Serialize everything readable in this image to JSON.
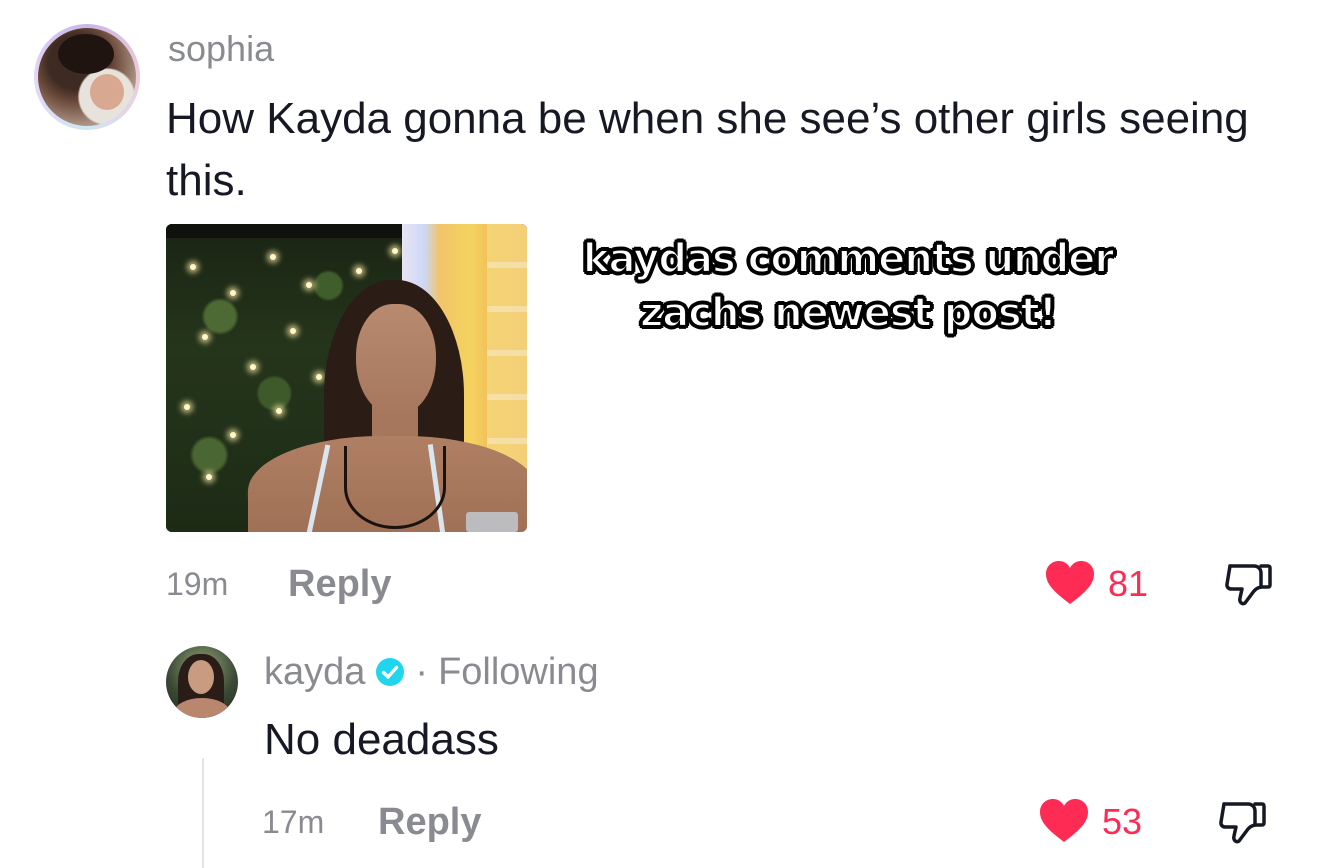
{
  "comment": {
    "username": "sophia",
    "text": "How Kayda gonna be when she see’s other girls seeing this.",
    "overlay_caption_line1": "kaydas comments under",
    "overlay_caption_line2": "zachs newest post!",
    "time": "19m",
    "reply_label": "Reply",
    "like_count": "81"
  },
  "reply": {
    "username": "kayda",
    "separator": "·",
    "following_label": "Following",
    "text": "No deadass",
    "time": "17m",
    "reply_label": "Reply",
    "like_count": "53"
  },
  "colors": {
    "like": "#fe2c55",
    "muted": "#8a8b91",
    "verified": "#20d5ec"
  },
  "icons": {
    "heart": "heart-icon",
    "dislike": "thumbs-down-icon",
    "verified": "verified-badge-icon"
  }
}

## Short task
Except for the pictures, copy every line of the records above exactly.

## Result of this exercise
Serialize everything readable in this image to JSON.
{
  "comment": {
    "username": "sophia",
    "text": "How Kayda gonna be when she see’s other girls seeing this.",
    "overlay_caption_line1": "kaydas comments under",
    "overlay_caption_line2": "zachs newest post!",
    "time": "19m",
    "reply_label": "Reply",
    "like_count": "81"
  },
  "reply": {
    "username": "kayda",
    "separator": "·",
    "following_label": "Following",
    "text": "No deadass",
    "time": "17m",
    "reply_label": "Reply",
    "like_count": "53"
  },
  "colors": {
    "like": "#fe2c55",
    "muted": "#8a8b91",
    "verified": "#20d5ec"
  },
  "icons": {
    "heart": "heart-icon",
    "dislike": "thumbs-down-icon",
    "verified": "verified-badge-icon"
  }
}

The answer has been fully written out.